Exercise aim ->
Quote exactly the lines from the one with "What text is on this page?" to the end of the data, both included; omit the pictures.

[start Records]

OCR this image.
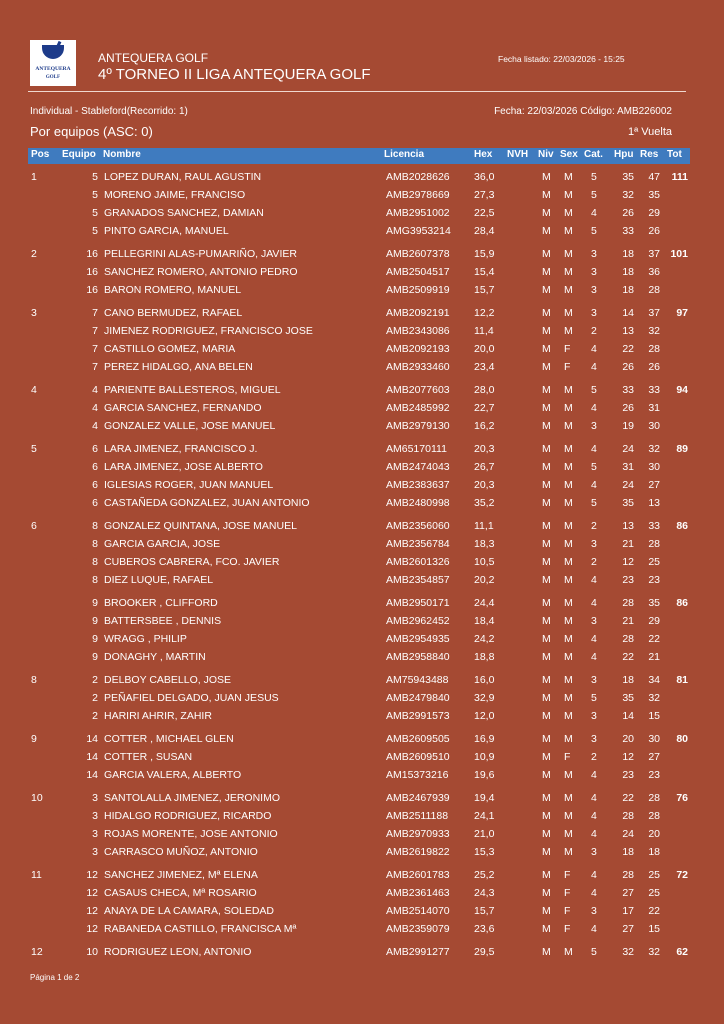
ANTEQUERA
GOLF
ANTEQUERA GOLF
4º TORNEO II LIGA ANTEQUERA GOLF
Fecha listado: 22/03/2026 - 15:25
Individual - Stableford(Recorrido: 1)	Fecha: 22/03/2026 Código: AMB226002
Por equipos (ASC: 0)	1ª Vuelta
Pos Equipo Nombre	Licencia	Hex NVH Niv Sex Cat. Hpu Res Tot
1	5 LOPEZ DURAN, RAUL AGUSTIN	AMB2028626 36,0	M M 5	35	47	111
5 MORENO JAIME, FRANCISO	AMB2978669 27,3	M M 5	32	35
5 GRANADOS SANCHEZ, DAMIAN	AMB2951002 22,5	M M 4	26	29
5 PINTO GARCIA, MANUEL	AMG3953214 28,4	M M 5	33	26
2	16 PELLEGRINI ALAS-PUMARIÑO, JAVIER	AMB2607378 15,9	M M 3	18	37 101
16 SANCHEZ ROMERO, ANTONIO PEDRO	AMB2504517 15,4	M M 3	18	36
16 BARON ROMERO, MANUEL	AMB2509919 15,7	M M 3	18	28
3	7 CANO BERMUDEZ, RAFAEL	AMB2092191 12,2	M M 3	14	37	97
7 JIMENEZ RODRIGUEZ, FRANCISCO JOSE	AMB2343086 11,4	M M 2	13	32
7 CASTILLO GOMEZ, MARIA	AMB2092193 20,0	M F 4	22	28
7 PEREZ HIDALGO, ANA BELEN	AMB2933460 23,4	M F 4	26	26
4	4 PARIENTE BALLESTEROS, MIGUEL	AMB2077603 28,0	M M 5	33	33	94
4 GARCIA SANCHEZ, FERNANDO	AMB2485992 22,7	M M 4	26	31
4 GONZALEZ VALLE, JOSE MANUEL	AMB2979130 16,2	M M 3	19	30
5	6 LARA JIMENEZ, FRANCISCO J.	AM65170111	20,3	M M 4	24	32	89
6 LARA JIMENEZ, JOSE ALBERTO	AMB2474043 26,7	M M 5	31	30
6 IGLESIAS ROGER, JUAN MANUEL	AMB2383637 20,3	M M 4	24	27
6 CASTAÑEDA GONZALEZ, JUAN ANTONIO	AMB2480998 35,2	M M 5	35	13
6	8 GONZALEZ QUINTANA, JOSE MANUEL	AMB2356060 11,1	M M 2	13	33	86
8 GARCIA GARCIA, JOSE	AMB2356784 18,3	M M 3	21	28
8 CUBEROS CABRERA, FCO. JAVIER	AMB2601326 10,5	M M 2	12	25
8 DIEZ LUQUE, RAFAEL	AMB2354857 20,2	M M 4	23	23
9 BROOKER , CLIFFORD	AMB2950171 24,4	M M 4	28	35	86
9 BATTERSBEE , DENNIS	AMB2962452 18,4	M M 3	21	29
9 WRAGG , PHILIP	AMB2954935 24,2	M M 4	28	22
9 DONAGHY , MARTIN	AMB2958840 18,8	M M 4	22	21
8	2 DELBOY CABELLO, JOSE	AM75943488 16,0	M M 3	18	34	81
2 PEÑAFIEL DELGADO, JUAN JESUS	AMB2479840 32,9	M M 5	35	32
2 HARIRI AHRIR, ZAHIR	AMB2991573 12,0	M M 3	14	15
9	14 COTTER , MICHAEL GLEN	AMB2609505 16,9	M M 3	20	30	80
14 COTTER , SUSAN	AMB2609510 10,9	M F 2	12	27
14 GARCIA VALERA, ALBERTO	AM15373216 19,6	M M 4	23	23
10	3 SANTOLALLA JIMENEZ, JERONIMO	AMB2467939 19,4	M M 4	22	28	76
3 HIDALGO RODRIGUEZ, RICARDO	AMB2511188 24,1	M M 4	28	28
3 ROJAS MORENTE, JOSE ANTONIO	AMB2970933 21,0	M M 4	24	20
3 CARRASCO MUÑOZ, ANTONIO	AMB2619822 15,3	M M 3	18	18
11	12 SANCHEZ JIMENEZ, Mª ELENA	AMB2601783 25,2	M F 4	28	25	72
12 CASAUS CHECA, Mª ROSARIO	AMB2361463 24,3	M F 4	27	25
12 ANAYA DE LA CAMARA, SOLEDAD	AMB2514070 15,7	M F 3	17	22
12 RABANEDA CASTILLO, FRANCISCA Mª	AMB2359079 23,6	M F 4	27	15
12	10 RODRIGUEZ LEON, ANTONIO	AMB2991277 29,5	M M 5	32	32	62
Página 1 de 2
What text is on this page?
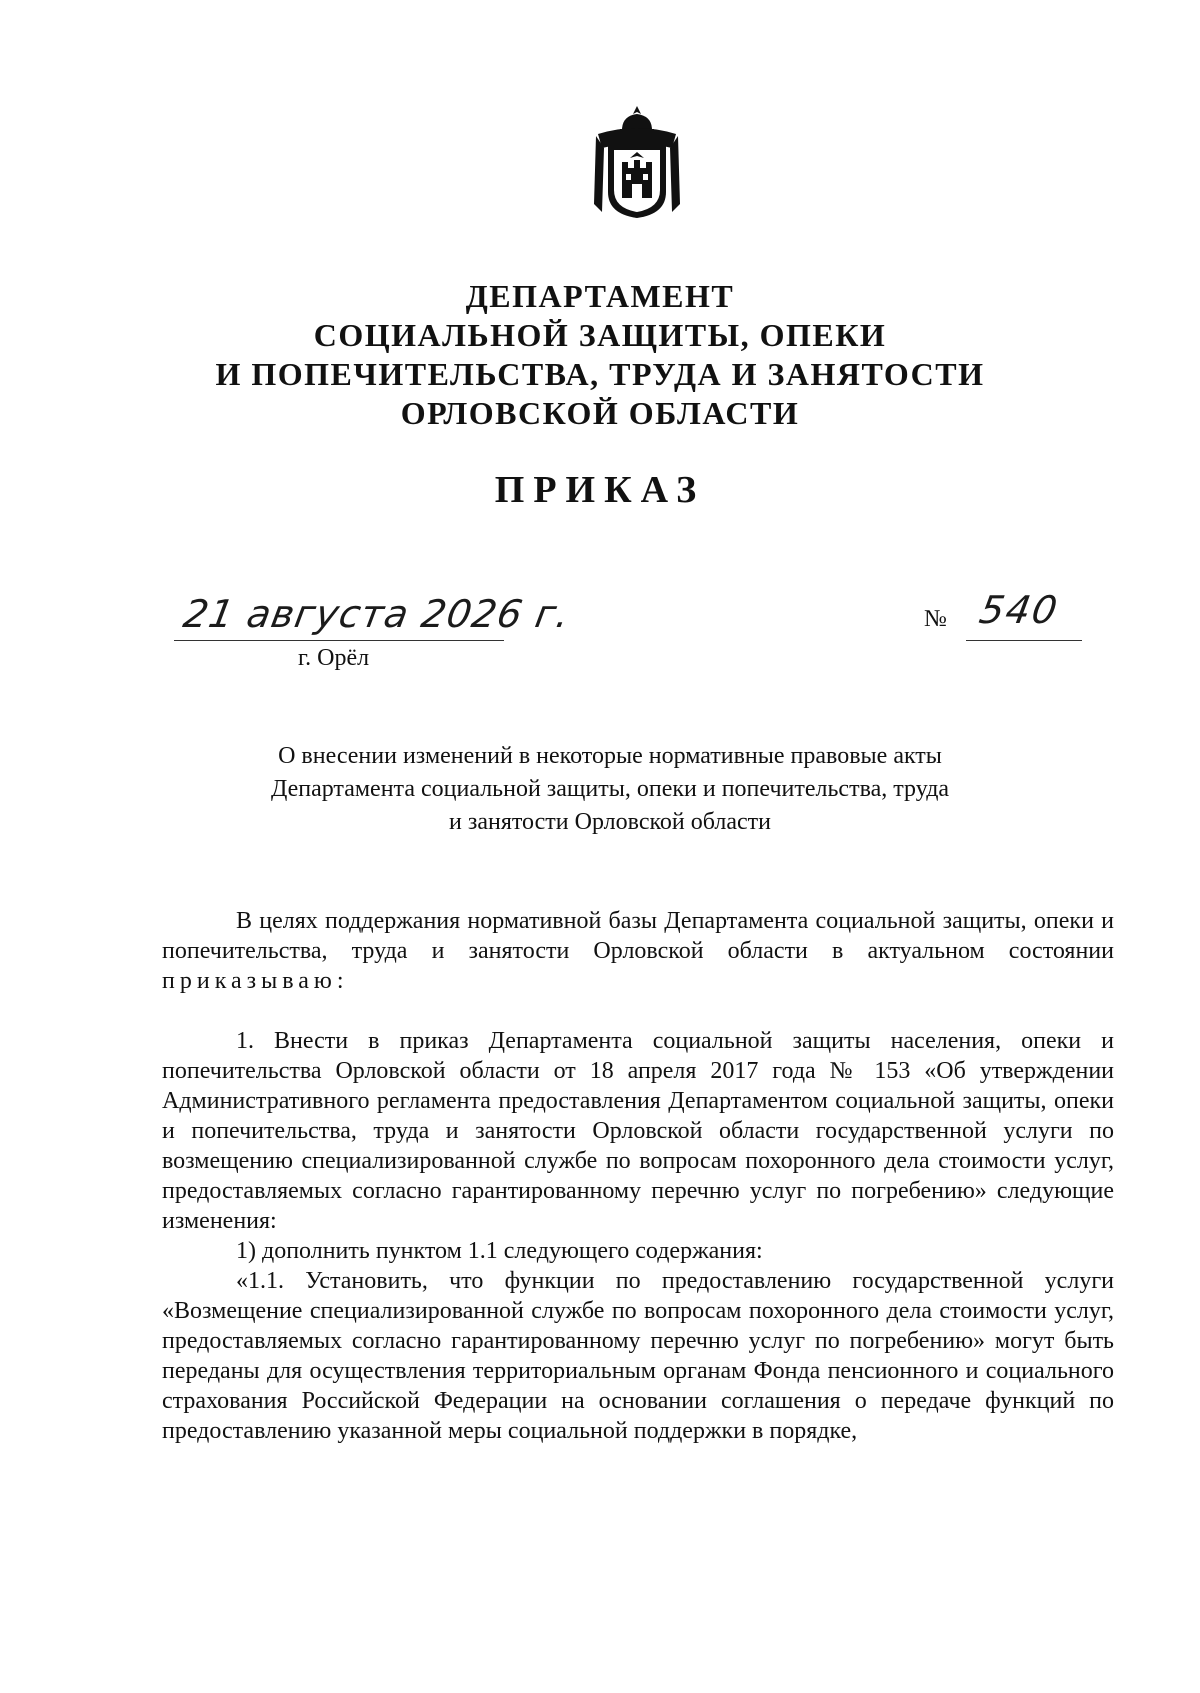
ДЕПАРТАМЕНТ
СОЦИАЛЬНОЙ ЗАЩИТЫ, ОПЕКИ
И ПОПЕЧИТЕЛЬСТВА, ТРУДА И ЗАНЯТОСТИ
ОРЛОВСКОЙ ОБЛАСТИ
ПРИКАЗ
21 августа 2026 г.
г. Орёл
№ 540
О внесении изменений в некоторые нормативные правовые акты
Департамента социальной защиты, опеки и попечительства, труда
и занятости Орловской области

В целях поддержания нормативной базы Департамента социальной защиты, опеки и попечительства, труда и занятости Орловской области в актуальном состоянии приказываю:

1. Внести в приказ Департамента социальной защиты населения, опеки и попечительства Орловской области от 18 апреля 2017 года № 153 «Об утверждении Административного регламента предоставления Департаментом социальной защиты, опеки и попечительства, труда и занятости Орловской области государственной услуги по возмещению специализированной службе по вопросам похоронного дела стоимости услуг, предоставляемых согласно гарантированному перечню услуг по погребению» следующие изменения:

1) дополнить пунктом 1.1 следующего содержания:

«1.1. Установить, что функции по предоставлению государственной услуги «Возмещение специализированной службе по вопросам похоронного дела стоимости услуг, предоставляемых согласно гарантированному перечню услуг по погребению» могут быть переданы для осуществления территориальным органам Фонда пенсионного и социального страхования Российской Федерации на основании соглашения о передаче функций по предоставлению указанной меры социальной поддержки в порядке,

[end Records]

Result of the task ->
What text is on this page?
ДЕПАРТАМЕНТ
СОЦИАЛЬНОЙ ЗАЩИТЫ, ОПЕКИ
И ПОПЕЧИТЕЛЬСТВА, ТРУДА И ЗАНЯТОСТИ
ОРЛОВСКОЙ ОБЛАСТИ
ПРИКАЗ
21 августа 2026 г.
г. Орёл
№ 540
О внесении изменений в некоторые нормативные правовые акты
Департамента социальной защиты, опеки и попечительства, труда
и занятости Орловской области

В целях поддержания нормативной базы Департамента социальной защиты, опеки и попечительства, труда и занятости Орловской области в актуальном состоянии приказываю:

1. Внести в приказ Департамента социальной защиты населения, опеки и попечительства Орловской области от 18 апреля 2017 года № 153 «Об утверждении Административного регламента предоставления Департаментом социальной защиты, опеки и попечительства, труда и занятости Орловской области государственной услуги по возмещению специализированной службе по вопросам похоронного дела стоимости услуг, предоставляемых согласно гарантированному перечню услуг по погребению» следующие изменения:

1) дополнить пунктом 1.1 следующего содержания:

«1.1. Установить, что функции по предоставлению государственной услуги «Возмещение специализированной службе по вопросам похоронного дела стоимости услуг, предоставляемых согласно гарантированному перечню услуг по погребению» могут быть переданы для осуществления территориальным органам Фонда пенсионного и социального страхования Российской Федерации на основании соглашения о передаче функций по предоставлению указанной меры социальной поддержки в порядке,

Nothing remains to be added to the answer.